Набор заданий:
(a) Каким прибором Эрик Казыханович определял уровень радиации, согласно отрывку о работе в Припяти?
(b) Продолжите отрывок о работе в Припяти после его последнего предложения.

Отрывок текста:
== == ==

В то время действовал сухой закон: водку можно было купить лишь в определенный период времени. Заметил, что магазин был открыт в «неположенное» время, и из него выходят довольные люди – закупились перед майскими праздниками.

Пришел домой, позвал соседа, сидим на балконе. Смотрим: поливочная машина асфальт моет – туда-сюда, туда-сюда. Вот подготовка к празднику, думаем. Жара стояла в этот день, душно. По лужам на асфальте прыгали дети.

С работы пришла жена, и мы решили пойти в огород, он находился недалеко от дома. Тогда еще были заморозки - конец апреля. Грядки были закрыты пленкой. Смотрим, на полиэтилене черный налет, как пыль. Жена быстро взяла веник и стала сметать ее. Вокруг нее образовалось облако. И только тут до меня дошло – черный налет – это графитовая пыль, а ночью на станции был взрыв…

 Долгая дорога

- У радиации нет ни запаха, ни вкуса, - говорит Эрик Казыханович. - Органы чувств человека ее не фиксируют. Когда мы работали в Припяти, там не было птиц. По улицам бегали собаки. Уровень радиации я определял прибором ДП-5. В сутки мы работали 6 часов, и нам регистрировали облучение в 0,6 рентген. Заходили в школу или квартиру, я производил замеры в 4 углах помещения и в центре. Результаты наносил на план-миллиметровку. В штабе переносил чертеж на ватман. Радиация ложилась пятнами: где-то «светила» сильно, и пребывание рядом с таким предметом было опасно, а где-то было относительно «чисто».

== == ==

Данные анализа разметки документа:
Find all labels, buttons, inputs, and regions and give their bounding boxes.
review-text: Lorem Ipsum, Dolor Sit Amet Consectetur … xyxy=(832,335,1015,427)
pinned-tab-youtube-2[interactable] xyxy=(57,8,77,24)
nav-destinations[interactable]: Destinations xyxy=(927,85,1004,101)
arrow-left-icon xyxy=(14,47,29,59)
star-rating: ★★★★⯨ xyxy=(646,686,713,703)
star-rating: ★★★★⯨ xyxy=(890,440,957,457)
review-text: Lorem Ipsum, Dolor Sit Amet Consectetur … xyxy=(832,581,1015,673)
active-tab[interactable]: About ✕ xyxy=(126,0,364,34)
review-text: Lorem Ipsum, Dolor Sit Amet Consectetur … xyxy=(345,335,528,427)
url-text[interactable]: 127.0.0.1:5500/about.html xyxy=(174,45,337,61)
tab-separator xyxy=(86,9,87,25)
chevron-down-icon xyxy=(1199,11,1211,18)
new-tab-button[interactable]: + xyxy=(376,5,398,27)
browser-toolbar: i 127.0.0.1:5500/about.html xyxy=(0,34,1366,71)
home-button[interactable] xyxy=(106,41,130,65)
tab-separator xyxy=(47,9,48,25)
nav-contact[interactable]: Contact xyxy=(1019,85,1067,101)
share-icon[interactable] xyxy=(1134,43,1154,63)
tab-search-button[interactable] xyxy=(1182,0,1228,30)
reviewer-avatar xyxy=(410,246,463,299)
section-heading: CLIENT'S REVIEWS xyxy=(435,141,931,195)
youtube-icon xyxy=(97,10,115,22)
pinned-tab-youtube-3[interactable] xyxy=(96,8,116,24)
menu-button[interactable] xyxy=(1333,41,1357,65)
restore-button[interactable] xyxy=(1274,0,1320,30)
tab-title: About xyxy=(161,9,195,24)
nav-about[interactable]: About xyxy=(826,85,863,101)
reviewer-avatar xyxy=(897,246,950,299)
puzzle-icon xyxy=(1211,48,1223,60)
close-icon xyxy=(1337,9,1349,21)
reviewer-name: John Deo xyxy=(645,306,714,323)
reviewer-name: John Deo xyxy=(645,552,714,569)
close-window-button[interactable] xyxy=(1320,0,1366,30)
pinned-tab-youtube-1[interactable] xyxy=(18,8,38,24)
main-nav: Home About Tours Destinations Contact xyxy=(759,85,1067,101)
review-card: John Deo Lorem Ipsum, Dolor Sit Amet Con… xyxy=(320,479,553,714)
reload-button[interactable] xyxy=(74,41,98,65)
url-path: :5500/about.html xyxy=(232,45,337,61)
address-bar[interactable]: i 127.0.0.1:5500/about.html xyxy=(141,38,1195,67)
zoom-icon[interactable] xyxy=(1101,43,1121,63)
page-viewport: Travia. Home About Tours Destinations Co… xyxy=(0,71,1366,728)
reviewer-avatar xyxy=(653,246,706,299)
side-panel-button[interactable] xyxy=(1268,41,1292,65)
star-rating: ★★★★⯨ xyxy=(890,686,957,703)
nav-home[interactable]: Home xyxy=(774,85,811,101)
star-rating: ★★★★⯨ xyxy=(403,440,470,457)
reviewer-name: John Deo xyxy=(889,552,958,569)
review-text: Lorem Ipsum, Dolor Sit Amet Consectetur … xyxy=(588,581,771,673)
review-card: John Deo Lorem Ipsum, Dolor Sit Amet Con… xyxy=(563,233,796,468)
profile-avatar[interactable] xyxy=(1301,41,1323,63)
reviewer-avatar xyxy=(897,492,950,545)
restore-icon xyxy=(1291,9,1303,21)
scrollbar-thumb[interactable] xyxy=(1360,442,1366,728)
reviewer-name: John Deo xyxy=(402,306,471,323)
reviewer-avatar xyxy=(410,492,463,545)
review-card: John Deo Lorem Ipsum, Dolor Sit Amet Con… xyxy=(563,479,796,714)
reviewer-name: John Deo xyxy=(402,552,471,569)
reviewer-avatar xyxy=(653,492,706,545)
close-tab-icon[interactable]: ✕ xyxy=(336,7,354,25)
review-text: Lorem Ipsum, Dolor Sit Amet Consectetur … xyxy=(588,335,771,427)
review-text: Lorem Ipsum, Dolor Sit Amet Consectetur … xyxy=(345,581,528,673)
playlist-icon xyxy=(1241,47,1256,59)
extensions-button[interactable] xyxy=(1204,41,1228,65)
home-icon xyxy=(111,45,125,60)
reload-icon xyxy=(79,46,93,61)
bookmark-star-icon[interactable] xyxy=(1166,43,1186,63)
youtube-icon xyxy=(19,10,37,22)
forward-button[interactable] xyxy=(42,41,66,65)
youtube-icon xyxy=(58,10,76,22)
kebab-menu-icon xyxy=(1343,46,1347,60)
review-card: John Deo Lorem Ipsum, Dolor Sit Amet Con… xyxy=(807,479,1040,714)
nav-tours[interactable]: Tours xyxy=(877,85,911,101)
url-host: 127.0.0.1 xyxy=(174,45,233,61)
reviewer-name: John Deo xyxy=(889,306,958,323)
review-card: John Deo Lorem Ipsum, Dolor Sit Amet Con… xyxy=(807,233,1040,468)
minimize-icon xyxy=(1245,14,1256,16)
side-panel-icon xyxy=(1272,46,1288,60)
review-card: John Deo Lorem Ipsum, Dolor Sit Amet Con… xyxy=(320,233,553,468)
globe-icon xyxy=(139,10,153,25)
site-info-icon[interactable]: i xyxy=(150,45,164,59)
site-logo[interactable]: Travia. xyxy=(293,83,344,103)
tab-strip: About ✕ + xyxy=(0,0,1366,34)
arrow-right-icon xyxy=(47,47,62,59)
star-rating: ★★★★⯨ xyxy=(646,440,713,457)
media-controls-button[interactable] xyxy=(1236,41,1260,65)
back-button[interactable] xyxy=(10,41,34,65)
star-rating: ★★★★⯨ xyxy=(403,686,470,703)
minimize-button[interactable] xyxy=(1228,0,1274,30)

== == ==

Ответы к заданиям:
(a) Прибором ДП-5.

(b)
В городе атомщиков было много теплиц. Однажды для замеров зашел и туда. Поспела клубника. Но какая! Ягода в руку не помещалась. Дозиметр сигналил о радиации в 200 рентген – растение впитало в себя радиоактивные частицы из почвы. Больше туда не заходили.

Особых защитных костюмов у нас не было. Черные спецовки да респираторы. Перед выездом с зараженной территории проходили тщательный осмотр с приборами, машины обрабатывали особыми химическими растворами. Бывало, машину отмоют, и пока она едет до следующего КПП, на колеса снова налипает радиоактивная пыль. Приходилось возвращаться. Порой возвращались поздно ночью.

Излучение происходит и сегодня. Но уже не в таких дозах, как тогда, все-таки прошло четверть века. Громадную долю радиации получил знаменитый «Рыжий лес». Он был всего в трехстах метрах от станции, сосновый лес полностью погиб и сам стал источником радиационного заражения. Его потом захоронили, оставив лишь одну сосну-постамент.

 Теперь есть только после

К сожалению, жизнь семьи Зайнуллиных катастрофа на АЭС разделила на «до» и «после» поездки на ликвидацию. У Эрика Казыхановича целый фотоальбом с фотографиями того времени. Фотографировать было нельзя, но ему, в качестве исключения, командир полка подарил альбом, а местный фотограф полностью заполнил его снимками. Так память осталась в фотографиях. К сожалению, многих из тех, кто изображен на этих фотографиях, нет в живых.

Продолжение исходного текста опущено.